▶ _Records for this task_
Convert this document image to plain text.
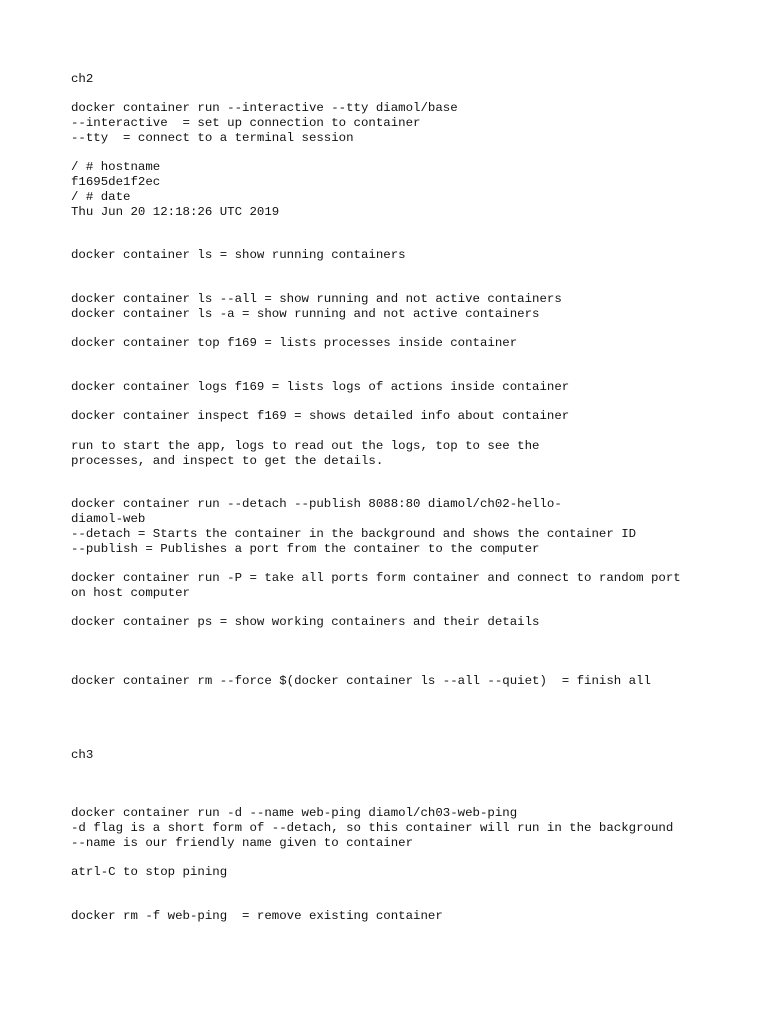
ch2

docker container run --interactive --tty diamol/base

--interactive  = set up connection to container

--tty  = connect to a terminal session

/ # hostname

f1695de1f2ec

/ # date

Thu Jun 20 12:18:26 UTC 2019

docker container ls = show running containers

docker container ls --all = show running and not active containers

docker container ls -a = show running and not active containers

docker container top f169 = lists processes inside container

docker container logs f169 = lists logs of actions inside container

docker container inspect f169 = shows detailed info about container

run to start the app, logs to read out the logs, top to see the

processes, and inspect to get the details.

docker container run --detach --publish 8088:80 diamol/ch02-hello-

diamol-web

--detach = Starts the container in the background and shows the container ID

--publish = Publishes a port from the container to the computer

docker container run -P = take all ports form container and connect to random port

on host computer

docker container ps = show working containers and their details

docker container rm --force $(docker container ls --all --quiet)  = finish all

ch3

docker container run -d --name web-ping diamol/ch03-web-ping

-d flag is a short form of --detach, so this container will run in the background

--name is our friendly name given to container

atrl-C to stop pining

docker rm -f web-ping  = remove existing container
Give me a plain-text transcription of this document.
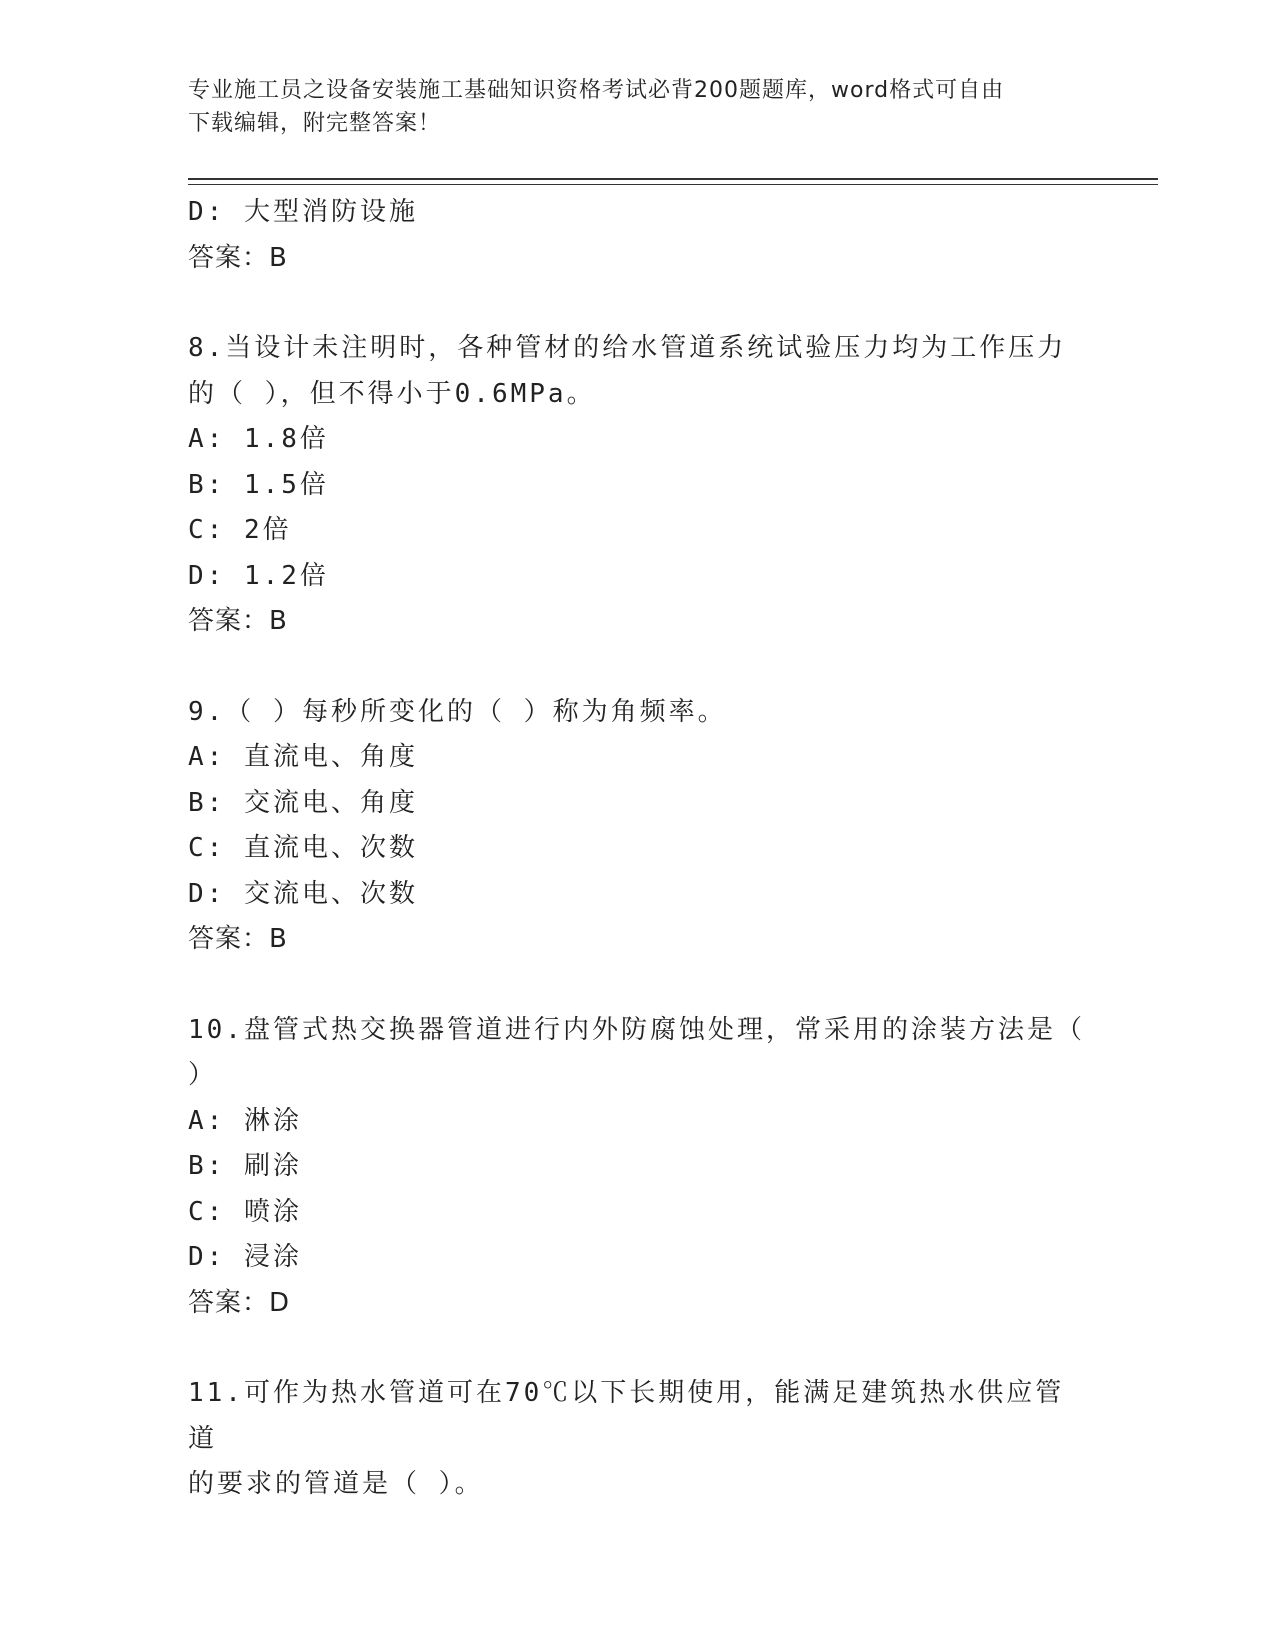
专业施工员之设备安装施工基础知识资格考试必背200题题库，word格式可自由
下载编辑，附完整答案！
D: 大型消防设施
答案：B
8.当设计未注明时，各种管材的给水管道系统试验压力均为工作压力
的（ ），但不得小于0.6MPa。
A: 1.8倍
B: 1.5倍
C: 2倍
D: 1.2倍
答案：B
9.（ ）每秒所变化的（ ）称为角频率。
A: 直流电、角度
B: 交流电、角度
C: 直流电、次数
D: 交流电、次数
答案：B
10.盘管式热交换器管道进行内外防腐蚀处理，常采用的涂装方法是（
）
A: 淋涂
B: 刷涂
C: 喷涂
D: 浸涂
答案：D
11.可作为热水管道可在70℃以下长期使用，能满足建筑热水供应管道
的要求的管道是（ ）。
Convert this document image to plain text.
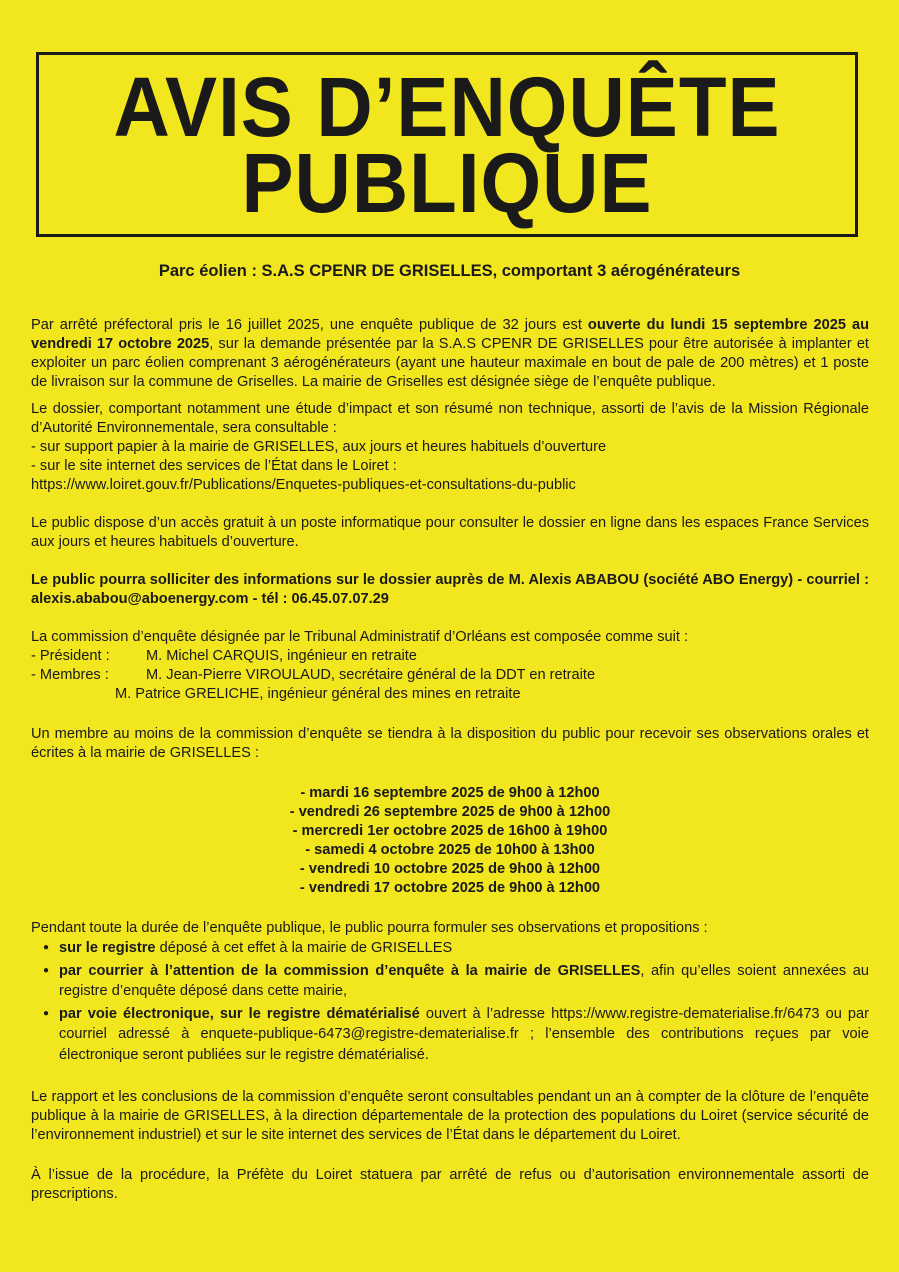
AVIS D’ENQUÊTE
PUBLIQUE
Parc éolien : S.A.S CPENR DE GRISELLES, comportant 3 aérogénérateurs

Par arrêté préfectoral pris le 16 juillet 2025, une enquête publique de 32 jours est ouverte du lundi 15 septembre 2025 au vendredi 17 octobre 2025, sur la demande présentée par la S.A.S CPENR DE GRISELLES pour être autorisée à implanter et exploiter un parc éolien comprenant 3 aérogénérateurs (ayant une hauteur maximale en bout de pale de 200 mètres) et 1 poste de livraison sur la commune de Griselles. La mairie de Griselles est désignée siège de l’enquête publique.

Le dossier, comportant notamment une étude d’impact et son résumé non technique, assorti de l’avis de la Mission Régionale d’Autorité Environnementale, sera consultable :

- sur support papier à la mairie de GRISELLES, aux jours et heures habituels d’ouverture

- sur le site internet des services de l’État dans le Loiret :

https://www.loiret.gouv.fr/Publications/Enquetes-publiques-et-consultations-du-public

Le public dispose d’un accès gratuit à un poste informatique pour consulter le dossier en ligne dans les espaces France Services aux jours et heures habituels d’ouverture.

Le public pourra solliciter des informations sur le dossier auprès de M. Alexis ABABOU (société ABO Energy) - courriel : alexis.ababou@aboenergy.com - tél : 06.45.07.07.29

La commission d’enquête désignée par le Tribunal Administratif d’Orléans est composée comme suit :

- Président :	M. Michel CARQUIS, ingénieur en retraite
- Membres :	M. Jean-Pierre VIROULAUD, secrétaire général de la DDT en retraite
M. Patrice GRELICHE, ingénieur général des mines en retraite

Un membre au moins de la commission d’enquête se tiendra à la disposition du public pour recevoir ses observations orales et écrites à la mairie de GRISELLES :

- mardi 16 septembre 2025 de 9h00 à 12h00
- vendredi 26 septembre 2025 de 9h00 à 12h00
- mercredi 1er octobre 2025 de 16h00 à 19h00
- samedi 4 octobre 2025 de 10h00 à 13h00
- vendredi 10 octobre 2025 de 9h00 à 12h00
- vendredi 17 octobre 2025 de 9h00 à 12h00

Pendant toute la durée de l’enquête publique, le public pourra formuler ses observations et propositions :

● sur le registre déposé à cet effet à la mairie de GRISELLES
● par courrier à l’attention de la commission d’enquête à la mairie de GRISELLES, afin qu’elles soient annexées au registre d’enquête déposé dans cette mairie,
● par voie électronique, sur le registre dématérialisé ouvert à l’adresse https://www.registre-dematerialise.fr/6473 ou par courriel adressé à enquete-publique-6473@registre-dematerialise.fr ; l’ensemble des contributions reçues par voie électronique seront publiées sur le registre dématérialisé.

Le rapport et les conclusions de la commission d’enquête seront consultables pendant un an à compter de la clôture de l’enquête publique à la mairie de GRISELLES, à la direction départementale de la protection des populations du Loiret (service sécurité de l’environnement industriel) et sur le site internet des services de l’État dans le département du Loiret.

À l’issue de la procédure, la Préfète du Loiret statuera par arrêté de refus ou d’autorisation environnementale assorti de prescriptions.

▶ _What is asked_
Transcribe the preceding listing in its entirety and with exact wording, leaving out pictures.

▶ _Solution to the exercise_
Convert this document image to plain text.
ch2

docker container run --interactive --tty diamol/base

--interactive  = set up connection to container

--tty  = connect to a terminal session

/ # hostname

f1695de1f2ec

/ # date

Thu Jun 20 12:18:26 UTC 2019

docker container ls = show running containers

docker container ls --all = show running and not active containers

docker container ls -a = show running and not active containers

docker container top f169 = lists processes inside container

docker container logs f169 = lists logs of actions inside container

docker container inspect f169 = shows detailed info about container

run to start the app, logs to read out the logs, top to see the

processes, and inspect to get the details.

docker container run --detach --publish 8088:80 diamol/ch02-hello-

diamol-web

--detach = Starts the container in the background and shows the container ID

--publish = Publishes a port from the container to the computer

docker container run -P = take all ports form container and connect to random port

on host computer

docker container ps = show working containers and their details

docker container rm --force $(docker container ls --all --quiet)  = finish all

ch3

docker container run -d --name web-ping diamol/ch03-web-ping

-d flag is a short form of --detach, so this container will run in the background

--name is our friendly name given to container

atrl-C to stop pining

docker rm -f web-ping  = remove existing container
Give me a plain-text transcription of this document.
专业施工员之设备安装施工基础知识资格考试必背200题题库，word格式可自由
下载编辑，附完整答案！
D: 大型消防设施
答案：B
8.当设计未注明时，各种管材的给水管道系统试验压力均为工作压力
的（ ），但不得小于0.6MPa。
A: 1.8倍
B: 1.5倍
C: 2倍
D: 1.2倍
答案：B
9.（ ）每秒所变化的（ ）称为角频率。
A: 直流电、角度
B: 交流电、角度
C: 直流电、次数
D: 交流电、次数
答案：B
10.盘管式热交换器管道进行内外防腐蚀处理，常采用的涂装方法是（
）
A: 淋涂
B: 刷涂
C: 喷涂
D: 浸涂
答案：D
11.可作为热水管道可在70℃以下长期使用，能满足建筑热水供应管道
的要求的管道是（ ）。
Convert this document image to plain text.
AVIS D’ENQUÊTE
PUBLIQUE
Parc éolien : S.A.S CPENR DE GRISELLES, comportant 3 aérogénérateurs

Par arrêté préfectoral pris le 16 juillet 2025, une enquête publique de 32 jours est ouverte du lundi 15 septembre 2025 au vendredi 17 octobre 2025, sur la demande présentée par la S.A.S CPENR DE GRISELLES pour être autorisée à implanter et exploiter un parc éolien comprenant 3 aérogénérateurs (ayant une hauteur maximale en bout de pale de 200 mètres) et 1 poste de livraison sur la commune de Griselles. La mairie de Griselles est désignée siège de l’enquête publique.

Le dossier, comportant notamment une étude d’impact et son résumé non technique, assorti de l’avis de la Mission Régionale d’Autorité Environnementale, sera consultable :

- sur support papier à la mairie de GRISELLES, aux jours et heures habituels d’ouverture

- sur le site internet des services de l’État dans le Loiret :

https://www.loiret.gouv.fr/Publications/Enquetes-publiques-et-consultations-du-public

Le public dispose d’un accès gratuit à un poste informatique pour consulter le dossier en ligne dans les espaces France Services aux jours et heures habituels d’ouverture.

Le public pourra solliciter des informations sur le dossier auprès de M. Alexis ABABOU (société ABO Energy) - courriel : alexis.ababou@aboenergy.com - tél : 06.45.07.07.29

La commission d’enquête désignée par le Tribunal Administratif d’Orléans est composée comme suit :

- Président :	M. Michel CARQUIS, ingénieur en retraite
- Membres :	M. Jean-Pierre VIROULAUD, secrétaire général de la DDT en retraite
M. Patrice GRELICHE, ingénieur général des mines en retraite

Un membre au moins de la commission d’enquête se tiendra à la disposition du public pour recevoir ses observations orales et écrites à la mairie de GRISELLES :

- mardi 16 septembre 2025 de 9h00 à 12h00
- vendredi 26 septembre 2025 de 9h00 à 12h00
- mercredi 1er octobre 2025 de 16h00 à 19h00
- samedi 4 octobre 2025 de 10h00 à 13h00
- vendredi 10 octobre 2025 de 9h00 à 12h00
- vendredi 17 octobre 2025 de 9h00 à 12h00

Pendant toute la durée de l’enquête publique, le public pourra formuler ses observations et propositions :

● sur le registre déposé à cet effet à la mairie de GRISELLES
● par courrier à l’attention de la commission d’enquête à la mairie de GRISELLES, afin qu’elles soient annexées au registre d’enquête déposé dans cette mairie,
● par voie électronique, sur le registre dématérialisé ouvert à l’adresse https://www.registre-dematerialise.fr/6473 ou par courriel adressé à enquete-publique-6473@registre-dematerialise.fr ; l’ensemble des contributions reçues par voie électronique seront publiées sur le registre dématérialisé.

Le rapport et les conclusions de la commission d’enquête seront consultables pendant un an à compter de la clôture de l’enquête publique à la mairie de GRISELLES, à la direction départementale de la protection des populations du Loiret (service sécurité de l’environnement industriel) et sur le site internet des services de l’État dans le département du Loiret.

À l’issue de la procédure, la Préfète du Loiret statuera par arrêté de refus ou d’autorisation environnementale assorti de prescriptions.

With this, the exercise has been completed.